» **WHAT YOU WILL DO**: Transcribe the records that follow. Keep every word exactly, and drop the pictures.

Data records

___

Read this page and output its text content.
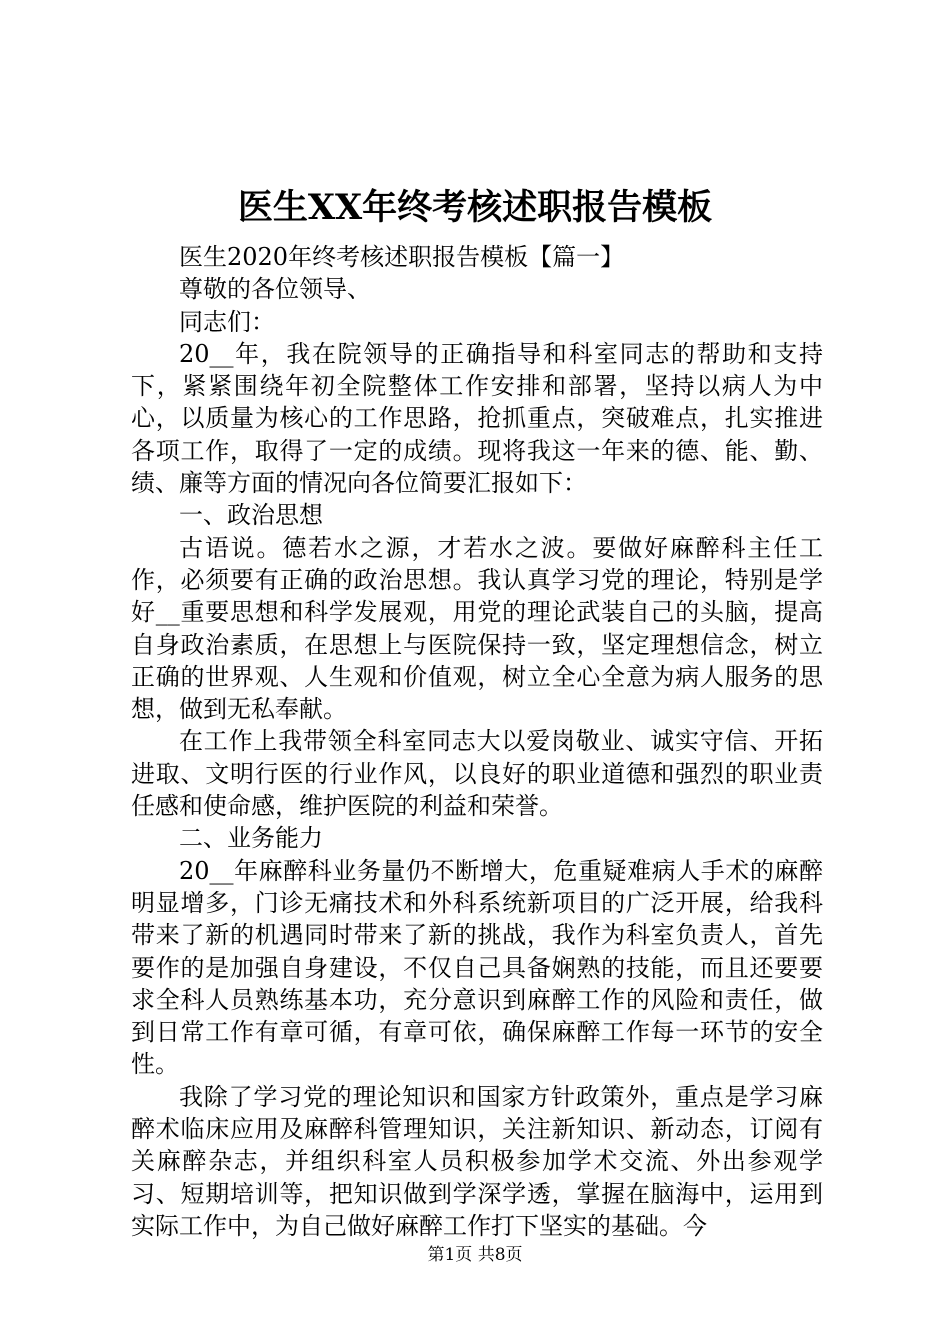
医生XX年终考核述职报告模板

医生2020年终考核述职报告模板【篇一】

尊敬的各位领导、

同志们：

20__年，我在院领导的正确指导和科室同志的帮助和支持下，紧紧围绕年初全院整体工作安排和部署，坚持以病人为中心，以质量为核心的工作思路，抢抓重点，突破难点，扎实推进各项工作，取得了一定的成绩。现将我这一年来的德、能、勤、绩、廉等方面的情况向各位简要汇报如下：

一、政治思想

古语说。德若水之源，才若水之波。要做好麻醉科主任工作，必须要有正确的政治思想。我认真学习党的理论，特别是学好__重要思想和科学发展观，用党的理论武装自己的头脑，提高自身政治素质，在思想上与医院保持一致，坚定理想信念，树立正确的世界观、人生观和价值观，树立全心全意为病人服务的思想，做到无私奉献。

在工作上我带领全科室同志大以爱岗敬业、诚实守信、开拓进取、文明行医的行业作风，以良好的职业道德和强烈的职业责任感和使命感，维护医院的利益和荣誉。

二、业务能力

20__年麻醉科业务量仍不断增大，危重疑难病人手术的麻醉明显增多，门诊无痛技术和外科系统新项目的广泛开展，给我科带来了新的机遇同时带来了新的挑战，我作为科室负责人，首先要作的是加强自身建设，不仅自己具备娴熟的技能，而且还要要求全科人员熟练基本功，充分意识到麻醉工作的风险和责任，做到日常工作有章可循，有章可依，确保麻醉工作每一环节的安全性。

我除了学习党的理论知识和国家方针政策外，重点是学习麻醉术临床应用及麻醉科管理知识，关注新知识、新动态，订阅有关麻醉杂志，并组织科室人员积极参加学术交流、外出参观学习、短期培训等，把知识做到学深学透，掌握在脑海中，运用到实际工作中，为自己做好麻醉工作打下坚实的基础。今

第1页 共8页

___

» **SOLUTION TO THIS TASK**:
Read this page and output its text content.
医生XX年终考核述职报告模板

医生2020年终考核述职报告模板【篇一】

尊敬的各位领导、

同志们：

20__年，我在院领导的正确指导和科室同志的帮助和支持下，紧紧围绕年初全院整体工作安排和部署，坚持以病人为中心，以质量为核心的工作思路，抢抓重点，突破难点，扎实推进各项工作，取得了一定的成绩。现将我这一年来的德、能、勤、绩、廉等方面的情况向各位简要汇报如下：

一、政治思想

古语说。德若水之源，才若水之波。要做好麻醉科主任工作，必须要有正确的政治思想。我认真学习党的理论，特别是学好__重要思想和科学发展观，用党的理论武装自己的头脑，提高自身政治素质，在思想上与医院保持一致，坚定理想信念，树立正确的世界观、人生观和价值观，树立全心全意为病人服务的思想，做到无私奉献。

在工作上我带领全科室同志大以爱岗敬业、诚实守信、开拓进取、文明行医的行业作风，以良好的职业道德和强烈的职业责任感和使命感，维护医院的利益和荣誉。

二、业务能力

20__年麻醉科业务量仍不断增大，危重疑难病人手术的麻醉明显增多，门诊无痛技术和外科系统新项目的广泛开展，给我科带来了新的机遇同时带来了新的挑战，我作为科室负责人，首先要作的是加强自身建设，不仅自己具备娴熟的技能，而且还要要求全科人员熟练基本功，充分意识到麻醉工作的风险和责任，做到日常工作有章可循，有章可依，确保麻醉工作每一环节的安全性。

我除了学习党的理论知识和国家方针政策外，重点是学习麻醉术临床应用及麻醉科管理知识，关注新知识、新动态，订阅有关麻醉杂志，并组织科室人员积极参加学术交流、外出参观学习、短期培训等，把知识做到学深学透，掌握在脑海中，运用到实际工作中，为自己做好麻醉工作打下坚实的基础。今

第1页 共8页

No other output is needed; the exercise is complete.